Exactly repeat all the records below, omitting the images they hold.

start

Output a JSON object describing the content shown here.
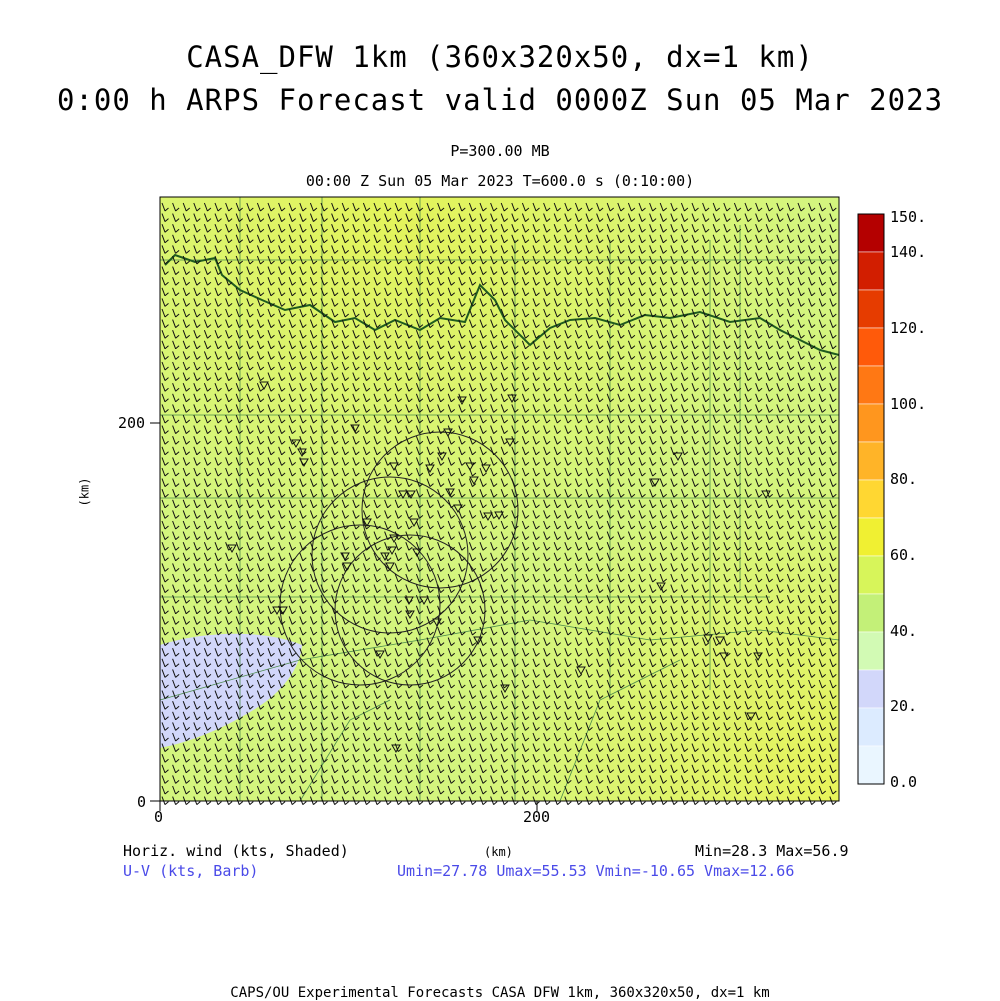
{
  "titles": {
    "line1": "CASA_DFW 1km (360x320x50, dx=1 km)",
    "line2": "0:00 h ARPS Forecast valid 0000Z Sun 05 Mar 2023",
    "pressure": "P=300.00 MB",
    "time": "00:00 Z Sun 05 Mar 2023    T=600.0 s (0:10:00)"
  },
  "axes": {
    "x_label": "(km)",
    "y_label": "(km)",
    "x_ticks": [
      "0",
      "200"
    ],
    "y_ticks": [
      "0",
      "200"
    ]
  },
  "colorbar": {
    "labels": [
      "150.",
      "140.",
      "120.",
      "100.",
      "80.",
      "60.",
      "40.",
      "20.",
      "0.0"
    ],
    "colors": [
      "#b40000",
      "#d21e00",
      "#e63c00",
      "#ff5a0a",
      "#ff7814",
      "#ff961e",
      "#ffb428",
      "#ffd732",
      "#f0f032",
      "#d7f55a",
      "#c3f078",
      "#d2fab4",
      "#d2d7fa",
      "#dcebff",
      "#eaf6ff"
    ]
  },
  "legend": {
    "field_label": "Horiz. wind (kts, Shaded)",
    "barb_label": "U-V (kts, Barb)",
    "minmax": "Min=28.3 Max=56.9",
    "uv_stats": "Umin=27.78 Umax=55.53 Vmin=-10.65 Vmax=12.66"
  },
  "credit": "CAPS/OU Experimental Forecasts  CASA DFW 1km, 360x320x50, dx=1 km",
  "chart_data": {
    "type": "heatmap",
    "title": "CASA_DFW 1km (360x320x50, dx=1 km)",
    "field": "Horizontal wind speed at 300 mb",
    "units": "kts",
    "xlim_km": [
      0,
      360
    ],
    "ylim_km": [
      0,
      320
    ],
    "color_scale": [
      0,
      10,
      20,
      30,
      40,
      50,
      60,
      70,
      80,
      90,
      100,
      110,
      120,
      130,
      140,
      150
    ],
    "min": 28.3,
    "max": 56.9,
    "umin": 27.78,
    "umax": 55.53,
    "vmin": -10.65,
    "vmax": 12.66
  }
}
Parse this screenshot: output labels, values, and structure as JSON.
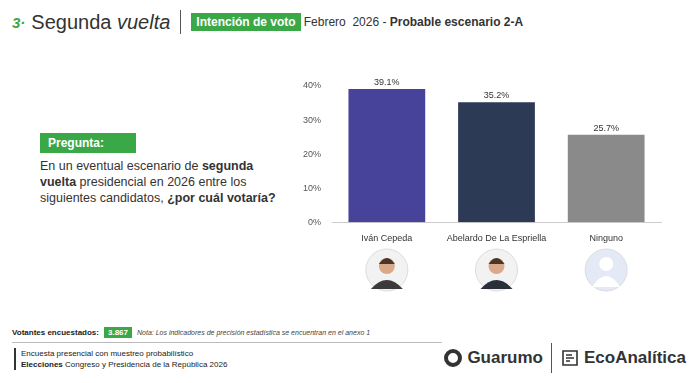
{
  "header": {
    "number": "3·",
    "title": "Segunda",
    "title_italic": "vuelta",
    "badge": "Intención de voto",
    "date": "Febrero  2026 - ",
    "scenario": "Probable escenario 2-A"
  },
  "question": {
    "label": "Pregunta:",
    "parts": [
      {
        "text": "En un eventual escenario de ",
        "bold": false
      },
      {
        "text": "segunda vuelta",
        "bold": true
      },
      {
        "text": " presidencial en 2026 entre los siguientes candidatos, ",
        "bold": false
      },
      {
        "text": "¿por cuál votaría?",
        "bold": true
      }
    ]
  },
  "footer": {
    "respondents_label": "Votantes encuestados:",
    "respondents": "3.867",
    "note": "Nota: Los indicadores de precisión estadística se encuentran en el anexo 1",
    "method": "Encuesta presencial con muestreo probabilístico",
    "election_bold": "Elecciones",
    "election": " Congreso y Presidencia de la República 2026"
  },
  "logos": [
    "Guarumo",
    "EcoAnalítica"
  ],
  "chart_data": {
    "type": "bar",
    "categories": [
      "Iván Cepeda",
      "Abelardo De La Espriella",
      "Ninguno"
    ],
    "values": [
      39.1,
      35.2,
      25.7
    ],
    "value_labels": [
      "39.1%",
      "35.2%",
      "25.7%"
    ],
    "colors": [
      "#47429a",
      "#2d3a56",
      "#8a8a8a"
    ],
    "ylim": [
      0,
      40
    ],
    "yticks": [
      {
        "value": 0,
        "label": "0%"
      },
      {
        "value": 10,
        "label": "10%"
      },
      {
        "value": 20,
        "label": "20%"
      },
      {
        "value": 30,
        "label": "30%"
      },
      {
        "value": 40,
        "label": "40%"
      }
    ],
    "grid": false,
    "data_labels": true
  }
}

end

**SOLUTION FOR THIS EXERCISE:**
Output a JSON object describing the content shown here.
{
  "titles": {
    "line1": "CASA_DFW 1km (360x320x50, dx=1 km)",
    "line2": "0:00 h ARPS Forecast valid 0000Z Sun 05 Mar 2023",
    "pressure": "P=300.00 MB",
    "time": "00:00 Z Sun 05 Mar 2023    T=600.0 s (0:10:00)"
  },
  "axes": {
    "x_label": "(km)",
    "y_label": "(km)",
    "x_ticks": [
      "0",
      "200"
    ],
    "y_ticks": [
      "0",
      "200"
    ]
  },
  "colorbar": {
    "labels": [
      "150.",
      "140.",
      "120.",
      "100.",
      "80.",
      "60.",
      "40.",
      "20.",
      "0.0"
    ],
    "colors": [
      "#b40000",
      "#d21e00",
      "#e63c00",
      "#ff5a0a",
      "#ff7814",
      "#ff961e",
      "#ffb428",
      "#ffd732",
      "#f0f032",
      "#d7f55a",
      "#c3f078",
      "#d2fab4",
      "#d2d7fa",
      "#dcebff",
      "#eaf6ff"
    ]
  },
  "legend": {
    "field_label": "Horiz. wind (kts, Shaded)",
    "barb_label": "U-V (kts, Barb)",
    "minmax": "Min=28.3 Max=56.9",
    "uv_stats": "Umin=27.78 Umax=55.53 Vmin=-10.65 Vmax=12.66"
  },
  "credit": "CAPS/OU Experimental Forecasts  CASA DFW 1km, 360x320x50, dx=1 km",
  "chart_data": {
    "type": "heatmap",
    "title": "CASA_DFW 1km (360x320x50, dx=1 km)",
    "field": "Horizontal wind speed at 300 mb",
    "units": "kts",
    "xlim_km": [
      0,
      360
    ],
    "ylim_km": [
      0,
      320
    ],
    "color_scale": [
      0,
      10,
      20,
      30,
      40,
      50,
      60,
      70,
      80,
      90,
      100,
      110,
      120,
      130,
      140,
      150
    ],
    "min": 28.3,
    "max": 56.9,
    "umin": 27.78,
    "umax": 55.53,
    "vmin": -10.65,
    "vmax": 12.66
  }
}
Parse this screenshot: output labels, values, and structure as JSON.
{
  "header": {
    "number": "3·",
    "title": "Segunda",
    "title_italic": "vuelta",
    "badge": "Intención de voto",
    "date": "Febrero  2026 - ",
    "scenario": "Probable escenario 2-A"
  },
  "question": {
    "label": "Pregunta:",
    "parts": [
      {
        "text": "En un eventual escenario de ",
        "bold": false
      },
      {
        "text": "segunda vuelta",
        "bold": true
      },
      {
        "text": " presidencial en 2026 entre los siguientes candidatos, ",
        "bold": false
      },
      {
        "text": "¿por cuál votaría?",
        "bold": true
      }
    ]
  },
  "footer": {
    "respondents_label": "Votantes encuestados:",
    "respondents": "3.867",
    "note": "Nota: Los indicadores de precisión estadística se encuentran en el anexo 1",
    "method": "Encuesta presencial con muestreo probabilístico",
    "election_bold": "Elecciones",
    "election": " Congreso y Presidencia de la República 2026"
  },
  "logos": [
    "Guarumo",
    "EcoAnalítica"
  ],
  "chart_data": {
    "type": "bar",
    "categories": [
      "Iván Cepeda",
      "Abelardo De La Espriella",
      "Ninguno"
    ],
    "values": [
      39.1,
      35.2,
      25.7
    ],
    "value_labels": [
      "39.1%",
      "35.2%",
      "25.7%"
    ],
    "colors": [
      "#47429a",
      "#2d3a56",
      "#8a8a8a"
    ],
    "ylim": [
      0,
      40
    ],
    "yticks": [
      {
        "value": 0,
        "label": "0%"
      },
      {
        "value": 10,
        "label": "10%"
      },
      {
        "value": 20,
        "label": "20%"
      },
      {
        "value": 30,
        "label": "30%"
      },
      {
        "value": 40,
        "label": "40%"
      }
    ],
    "grid": false,
    "data_labels": true
  }
}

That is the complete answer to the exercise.